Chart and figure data

───

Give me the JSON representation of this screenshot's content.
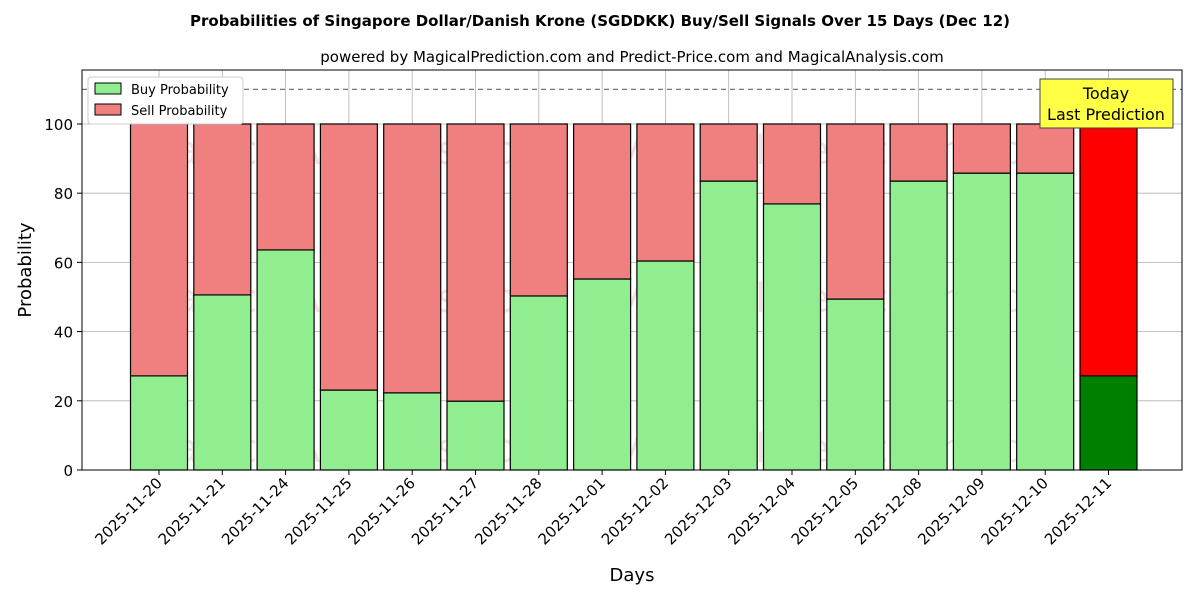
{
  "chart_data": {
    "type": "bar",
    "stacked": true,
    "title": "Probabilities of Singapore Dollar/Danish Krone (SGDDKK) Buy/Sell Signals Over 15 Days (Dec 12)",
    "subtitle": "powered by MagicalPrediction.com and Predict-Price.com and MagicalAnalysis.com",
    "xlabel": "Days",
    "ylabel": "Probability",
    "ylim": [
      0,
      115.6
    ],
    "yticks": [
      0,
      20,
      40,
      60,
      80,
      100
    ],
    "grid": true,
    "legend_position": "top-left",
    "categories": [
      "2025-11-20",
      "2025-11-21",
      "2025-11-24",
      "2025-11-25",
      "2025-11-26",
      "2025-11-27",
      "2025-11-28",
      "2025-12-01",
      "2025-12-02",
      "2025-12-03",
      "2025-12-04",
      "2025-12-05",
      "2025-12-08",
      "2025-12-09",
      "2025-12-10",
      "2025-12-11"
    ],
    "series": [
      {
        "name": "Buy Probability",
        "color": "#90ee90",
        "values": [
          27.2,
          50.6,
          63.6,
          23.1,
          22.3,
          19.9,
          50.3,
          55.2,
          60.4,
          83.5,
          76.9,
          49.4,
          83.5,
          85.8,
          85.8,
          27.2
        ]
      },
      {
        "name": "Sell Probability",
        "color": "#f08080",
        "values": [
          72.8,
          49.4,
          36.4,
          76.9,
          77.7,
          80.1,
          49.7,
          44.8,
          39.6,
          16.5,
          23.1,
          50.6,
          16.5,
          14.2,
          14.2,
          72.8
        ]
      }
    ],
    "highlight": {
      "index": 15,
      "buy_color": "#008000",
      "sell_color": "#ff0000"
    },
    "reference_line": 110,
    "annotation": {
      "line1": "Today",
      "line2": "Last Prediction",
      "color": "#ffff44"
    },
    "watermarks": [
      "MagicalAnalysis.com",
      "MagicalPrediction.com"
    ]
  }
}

───

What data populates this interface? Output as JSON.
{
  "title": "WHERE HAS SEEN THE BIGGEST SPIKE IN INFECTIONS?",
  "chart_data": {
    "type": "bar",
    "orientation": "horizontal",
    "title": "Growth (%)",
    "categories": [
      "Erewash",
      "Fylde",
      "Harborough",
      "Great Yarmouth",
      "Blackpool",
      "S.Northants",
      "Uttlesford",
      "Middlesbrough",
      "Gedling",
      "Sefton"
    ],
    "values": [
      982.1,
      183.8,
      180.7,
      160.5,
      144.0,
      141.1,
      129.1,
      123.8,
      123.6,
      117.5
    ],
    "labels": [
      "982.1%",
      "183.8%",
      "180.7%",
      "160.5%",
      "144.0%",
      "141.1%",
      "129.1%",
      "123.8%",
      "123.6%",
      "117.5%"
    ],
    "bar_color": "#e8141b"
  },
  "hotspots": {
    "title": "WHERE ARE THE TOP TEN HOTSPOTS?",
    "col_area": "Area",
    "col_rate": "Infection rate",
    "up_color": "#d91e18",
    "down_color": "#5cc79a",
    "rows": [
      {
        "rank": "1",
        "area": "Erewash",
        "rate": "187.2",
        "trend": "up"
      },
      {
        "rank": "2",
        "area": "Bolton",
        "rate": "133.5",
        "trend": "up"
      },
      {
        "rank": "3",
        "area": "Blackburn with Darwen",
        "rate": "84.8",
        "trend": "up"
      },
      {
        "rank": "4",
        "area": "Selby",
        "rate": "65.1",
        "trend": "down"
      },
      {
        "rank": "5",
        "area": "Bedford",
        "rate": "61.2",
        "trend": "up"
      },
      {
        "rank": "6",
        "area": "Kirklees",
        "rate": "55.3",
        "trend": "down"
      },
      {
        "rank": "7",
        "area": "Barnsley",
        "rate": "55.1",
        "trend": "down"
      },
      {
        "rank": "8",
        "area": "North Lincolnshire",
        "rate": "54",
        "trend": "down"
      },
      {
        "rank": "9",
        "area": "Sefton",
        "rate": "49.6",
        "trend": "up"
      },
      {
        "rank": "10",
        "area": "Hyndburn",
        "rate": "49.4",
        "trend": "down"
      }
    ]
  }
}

───

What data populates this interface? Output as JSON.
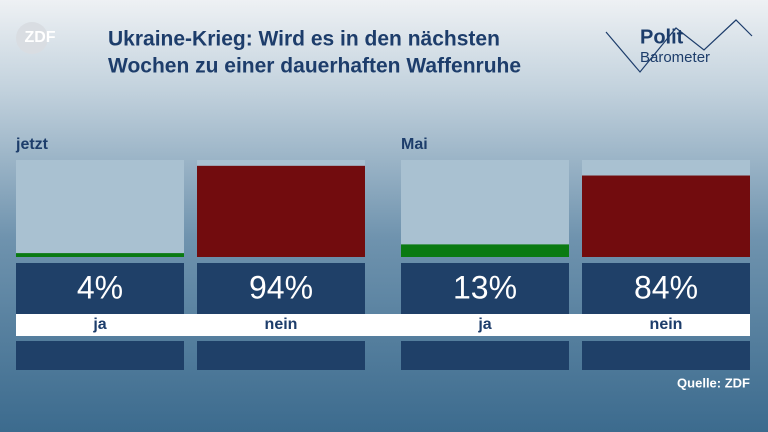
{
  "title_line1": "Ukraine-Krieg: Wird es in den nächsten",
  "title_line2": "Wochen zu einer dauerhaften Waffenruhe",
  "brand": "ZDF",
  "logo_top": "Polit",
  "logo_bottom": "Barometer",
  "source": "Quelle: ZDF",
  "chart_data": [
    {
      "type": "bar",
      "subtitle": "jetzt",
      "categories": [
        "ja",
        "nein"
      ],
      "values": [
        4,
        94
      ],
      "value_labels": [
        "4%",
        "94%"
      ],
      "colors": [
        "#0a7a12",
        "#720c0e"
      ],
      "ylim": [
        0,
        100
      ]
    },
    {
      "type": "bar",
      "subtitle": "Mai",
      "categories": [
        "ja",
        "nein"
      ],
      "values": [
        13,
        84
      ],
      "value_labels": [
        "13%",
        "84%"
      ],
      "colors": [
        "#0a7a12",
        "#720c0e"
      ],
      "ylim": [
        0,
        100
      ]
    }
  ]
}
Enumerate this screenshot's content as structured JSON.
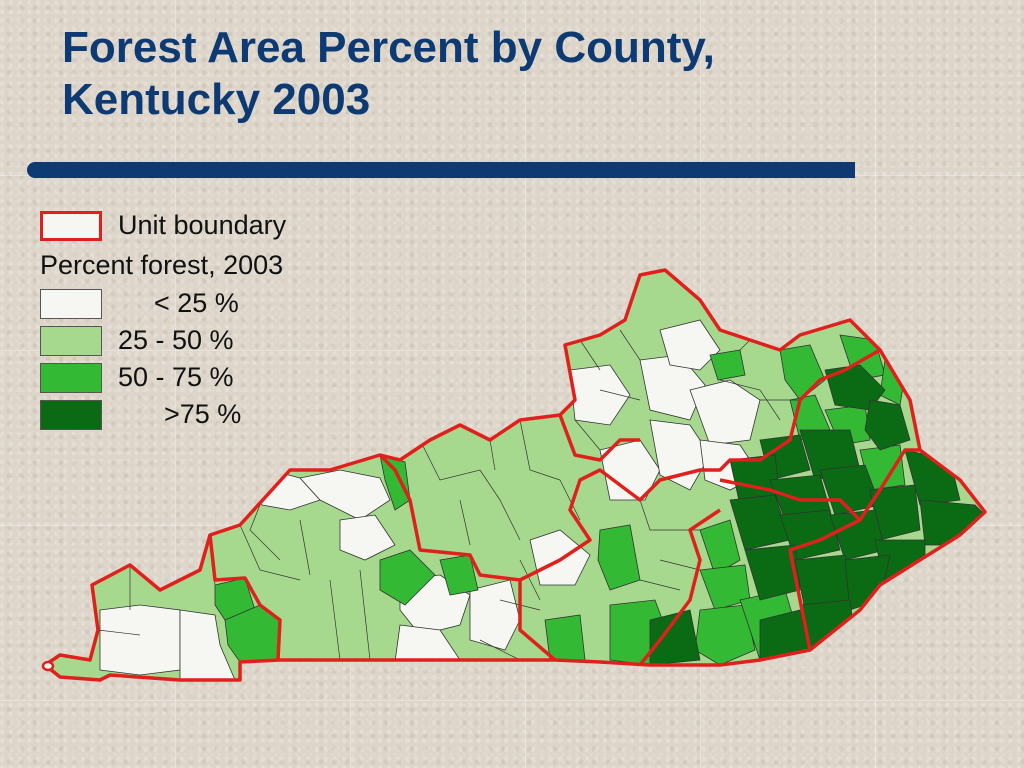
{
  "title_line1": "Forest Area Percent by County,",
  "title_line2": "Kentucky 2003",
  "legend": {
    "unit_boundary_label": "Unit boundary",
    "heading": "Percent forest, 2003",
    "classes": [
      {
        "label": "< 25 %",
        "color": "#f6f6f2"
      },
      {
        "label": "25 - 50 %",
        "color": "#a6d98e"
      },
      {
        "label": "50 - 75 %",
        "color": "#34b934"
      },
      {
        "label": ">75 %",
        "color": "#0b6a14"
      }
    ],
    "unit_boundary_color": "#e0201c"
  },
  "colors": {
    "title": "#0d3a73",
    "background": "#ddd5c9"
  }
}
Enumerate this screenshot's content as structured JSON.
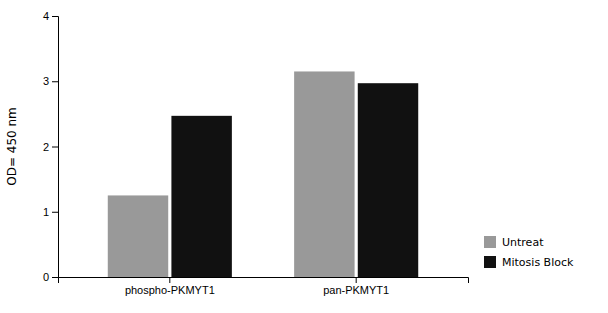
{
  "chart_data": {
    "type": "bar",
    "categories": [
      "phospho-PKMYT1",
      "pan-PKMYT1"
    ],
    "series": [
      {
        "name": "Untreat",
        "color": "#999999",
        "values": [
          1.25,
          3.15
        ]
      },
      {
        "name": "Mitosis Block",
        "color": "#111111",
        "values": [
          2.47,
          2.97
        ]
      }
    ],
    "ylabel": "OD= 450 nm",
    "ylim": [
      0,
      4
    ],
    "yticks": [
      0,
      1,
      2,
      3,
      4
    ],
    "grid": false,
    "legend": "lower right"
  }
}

───

Requirement
For the listing above, identify each line bearing "Percent".

Answer to this exercise
  "title_line1": "Forest Area Percent by County,",
    "heading": "Percent forest, 2003",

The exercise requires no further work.